§ **Short exercise**
Reproduce the data below line for line, changing nothing.

Data section start

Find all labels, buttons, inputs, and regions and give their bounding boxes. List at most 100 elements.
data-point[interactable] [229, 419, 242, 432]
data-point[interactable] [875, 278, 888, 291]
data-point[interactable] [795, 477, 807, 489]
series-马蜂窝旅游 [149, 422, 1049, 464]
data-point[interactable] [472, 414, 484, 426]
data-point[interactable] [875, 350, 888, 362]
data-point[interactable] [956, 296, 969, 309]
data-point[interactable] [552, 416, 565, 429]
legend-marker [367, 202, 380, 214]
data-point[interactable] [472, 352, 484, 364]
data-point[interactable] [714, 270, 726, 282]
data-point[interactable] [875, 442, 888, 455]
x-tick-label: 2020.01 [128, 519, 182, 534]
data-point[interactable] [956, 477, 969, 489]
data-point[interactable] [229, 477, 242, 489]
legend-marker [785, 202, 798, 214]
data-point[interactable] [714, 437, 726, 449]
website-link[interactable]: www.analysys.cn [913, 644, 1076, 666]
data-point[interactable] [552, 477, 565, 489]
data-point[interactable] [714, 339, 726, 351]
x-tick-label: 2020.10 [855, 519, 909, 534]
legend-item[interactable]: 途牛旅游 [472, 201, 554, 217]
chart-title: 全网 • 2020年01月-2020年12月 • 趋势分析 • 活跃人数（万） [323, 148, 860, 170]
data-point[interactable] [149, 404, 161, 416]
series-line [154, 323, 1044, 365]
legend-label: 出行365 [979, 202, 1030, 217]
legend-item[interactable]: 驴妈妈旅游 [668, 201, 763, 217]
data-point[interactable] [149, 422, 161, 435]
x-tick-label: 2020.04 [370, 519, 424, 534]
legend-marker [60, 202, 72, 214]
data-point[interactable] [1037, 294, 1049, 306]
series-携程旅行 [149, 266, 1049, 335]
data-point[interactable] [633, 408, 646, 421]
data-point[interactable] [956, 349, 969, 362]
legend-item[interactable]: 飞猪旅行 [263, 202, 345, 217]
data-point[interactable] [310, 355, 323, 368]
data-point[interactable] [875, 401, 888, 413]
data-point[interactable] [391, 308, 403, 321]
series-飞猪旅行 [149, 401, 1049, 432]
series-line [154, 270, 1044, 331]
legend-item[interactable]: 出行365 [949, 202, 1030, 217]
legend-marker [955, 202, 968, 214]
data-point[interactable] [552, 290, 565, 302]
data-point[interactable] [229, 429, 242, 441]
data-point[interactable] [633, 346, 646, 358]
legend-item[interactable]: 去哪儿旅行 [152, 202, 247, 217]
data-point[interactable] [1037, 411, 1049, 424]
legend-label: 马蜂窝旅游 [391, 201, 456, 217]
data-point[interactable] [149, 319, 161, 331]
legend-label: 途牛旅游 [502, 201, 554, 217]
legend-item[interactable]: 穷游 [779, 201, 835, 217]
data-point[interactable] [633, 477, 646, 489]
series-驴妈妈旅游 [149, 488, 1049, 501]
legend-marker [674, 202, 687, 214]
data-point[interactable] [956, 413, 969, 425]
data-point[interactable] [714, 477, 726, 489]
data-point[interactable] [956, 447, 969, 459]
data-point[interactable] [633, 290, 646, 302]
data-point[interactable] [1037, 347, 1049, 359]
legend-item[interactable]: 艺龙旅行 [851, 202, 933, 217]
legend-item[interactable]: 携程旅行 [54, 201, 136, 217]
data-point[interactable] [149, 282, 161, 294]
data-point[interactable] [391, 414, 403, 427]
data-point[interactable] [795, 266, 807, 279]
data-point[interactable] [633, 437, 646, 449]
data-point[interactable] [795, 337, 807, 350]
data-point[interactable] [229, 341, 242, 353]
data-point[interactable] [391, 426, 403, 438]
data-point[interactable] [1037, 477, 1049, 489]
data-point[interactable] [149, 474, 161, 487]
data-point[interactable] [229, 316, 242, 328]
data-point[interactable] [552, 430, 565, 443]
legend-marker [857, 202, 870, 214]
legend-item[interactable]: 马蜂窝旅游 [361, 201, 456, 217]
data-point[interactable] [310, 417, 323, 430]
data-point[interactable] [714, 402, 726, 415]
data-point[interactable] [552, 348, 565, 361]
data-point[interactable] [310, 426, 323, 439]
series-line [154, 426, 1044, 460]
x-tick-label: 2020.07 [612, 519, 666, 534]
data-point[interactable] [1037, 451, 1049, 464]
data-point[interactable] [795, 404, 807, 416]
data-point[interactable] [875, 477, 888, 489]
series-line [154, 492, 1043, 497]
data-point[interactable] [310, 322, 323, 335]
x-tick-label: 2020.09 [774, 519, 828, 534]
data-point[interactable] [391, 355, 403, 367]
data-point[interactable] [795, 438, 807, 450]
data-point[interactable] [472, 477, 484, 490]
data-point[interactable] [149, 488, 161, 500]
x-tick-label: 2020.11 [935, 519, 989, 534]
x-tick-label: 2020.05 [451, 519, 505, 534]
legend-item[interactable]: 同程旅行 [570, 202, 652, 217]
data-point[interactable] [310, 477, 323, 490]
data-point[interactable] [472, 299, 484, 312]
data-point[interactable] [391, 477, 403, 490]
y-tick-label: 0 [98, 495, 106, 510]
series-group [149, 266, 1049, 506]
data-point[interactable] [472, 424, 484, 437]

Data section end

§ **The completed task**
Find all labels, buttons, inputs, and regions and give their bounding boxes. List at most 100 elements.
data-point[interactable] [229, 419, 242, 432]
data-point[interactable] [875, 278, 888, 291]
data-point[interactable] [795, 477, 807, 489]
series-马蜂窝旅游 [149, 422, 1049, 464]
data-point[interactable] [472, 414, 484, 426]
data-point[interactable] [875, 350, 888, 362]
data-point[interactable] [956, 296, 969, 309]
data-point[interactable] [552, 416, 565, 429]
legend-marker [367, 202, 380, 214]
data-point[interactable] [472, 352, 484, 364]
data-point[interactable] [714, 270, 726, 282]
data-point[interactable] [875, 442, 888, 455]
x-tick-label: 2020.01 [128, 519, 182, 534]
data-point[interactable] [956, 477, 969, 489]
data-point[interactable] [229, 477, 242, 489]
legend-marker [785, 202, 798, 214]
data-point[interactable] [714, 437, 726, 449]
website-link[interactable]: www.analysys.cn [913, 644, 1076, 666]
data-point[interactable] [552, 477, 565, 489]
data-point[interactable] [714, 339, 726, 351]
x-tick-label: 2020.10 [855, 519, 909, 534]
legend-item[interactable]: 途牛旅游 [472, 201, 554, 217]
chart-title: 全网 • 2020年01月-2020年12月 • 趋势分析 • 活跃人数（万） [323, 148, 860, 170]
data-point[interactable] [149, 404, 161, 416]
series-line [154, 323, 1044, 365]
legend-label: 出行365 [979, 202, 1030, 217]
legend-item[interactable]: 驴妈妈旅游 [668, 201, 763, 217]
data-point[interactable] [149, 422, 161, 435]
x-tick-label: 2020.04 [370, 519, 424, 534]
legend-marker [60, 202, 72, 214]
data-point[interactable] [1037, 294, 1049, 306]
series-携程旅行 [149, 266, 1049, 335]
data-point[interactable] [633, 408, 646, 421]
data-point[interactable] [956, 349, 969, 362]
legend-item[interactable]: 飞猪旅行 [263, 202, 345, 217]
data-point[interactable] [310, 355, 323, 368]
data-point[interactable] [875, 401, 888, 413]
data-point[interactable] [391, 308, 403, 321]
series-飞猪旅行 [149, 401, 1049, 432]
series-line [154, 270, 1044, 331]
legend-item[interactable]: 出行365 [949, 202, 1030, 217]
legend-marker [955, 202, 968, 214]
data-point[interactable] [552, 290, 565, 302]
data-point[interactable] [229, 429, 242, 441]
data-point[interactable] [633, 346, 646, 358]
legend-item[interactable]: 去哪儿旅行 [152, 202, 247, 217]
data-point[interactable] [1037, 411, 1049, 424]
legend-label: 马蜂窝旅游 [391, 201, 456, 217]
data-point[interactable] [149, 319, 161, 331]
legend-label: 途牛旅游 [502, 201, 554, 217]
legend-item[interactable]: 穷游 [779, 201, 835, 217]
data-point[interactable] [633, 477, 646, 489]
series-驴妈妈旅游 [149, 488, 1049, 501]
legend-marker [674, 202, 687, 214]
data-point[interactable] [956, 413, 969, 425]
data-point[interactable] [714, 477, 726, 489]
data-point[interactable] [956, 447, 969, 459]
data-point[interactable] [633, 290, 646, 302]
data-point[interactable] [1037, 347, 1049, 359]
legend-item[interactable]: 艺龙旅行 [851, 202, 933, 217]
legend-item[interactable]: 携程旅行 [54, 201, 136, 217]
data-point[interactable] [149, 282, 161, 294]
data-point[interactable] [391, 414, 403, 427]
data-point[interactable] [795, 266, 807, 279]
data-point[interactable] [633, 437, 646, 449]
data-point[interactable] [795, 337, 807, 350]
data-point[interactable] [229, 341, 242, 353]
data-point[interactable] [391, 426, 403, 438]
data-point[interactable] [1037, 477, 1049, 489]
data-point[interactable] [149, 474, 161, 487]
data-point[interactable] [229, 316, 242, 328]
data-point[interactable] [552, 430, 565, 443]
legend-marker [857, 202, 870, 214]
legend-item[interactable]: 马蜂窝旅游 [361, 201, 456, 217]
data-point[interactable] [310, 417, 323, 430]
data-point[interactable] [714, 402, 726, 415]
data-point[interactable] [552, 348, 565, 361]
data-point[interactable] [310, 426, 323, 439]
series-line [154, 426, 1044, 460]
x-tick-label: 2020.07 [612, 519, 666, 534]
data-point[interactable] [1037, 451, 1049, 464]
data-point[interactable] [795, 404, 807, 416]
data-point[interactable] [875, 477, 888, 489]
series-line [154, 492, 1043, 497]
data-point[interactable] [310, 322, 323, 335]
x-tick-label: 2020.09 [774, 519, 828, 534]
data-point[interactable] [391, 355, 403, 367]
data-point[interactable] [795, 438, 807, 450]
data-point[interactable] [472, 477, 484, 490]
data-point[interactable] [149, 488, 161, 500]
x-tick-label: 2020.11 [935, 519, 989, 534]
x-tick-label: 2020.05 [451, 519, 505, 534]
legend-item[interactable]: 同程旅行 [570, 202, 652, 217]
data-point[interactable] [310, 477, 323, 490]
data-point[interactable] [472, 299, 484, 312]
data-point[interactable] [391, 477, 403, 490]
y-tick-label: 0 [98, 495, 106, 510]
series-group [149, 266, 1049, 506]
data-point[interactable] [472, 424, 484, 437]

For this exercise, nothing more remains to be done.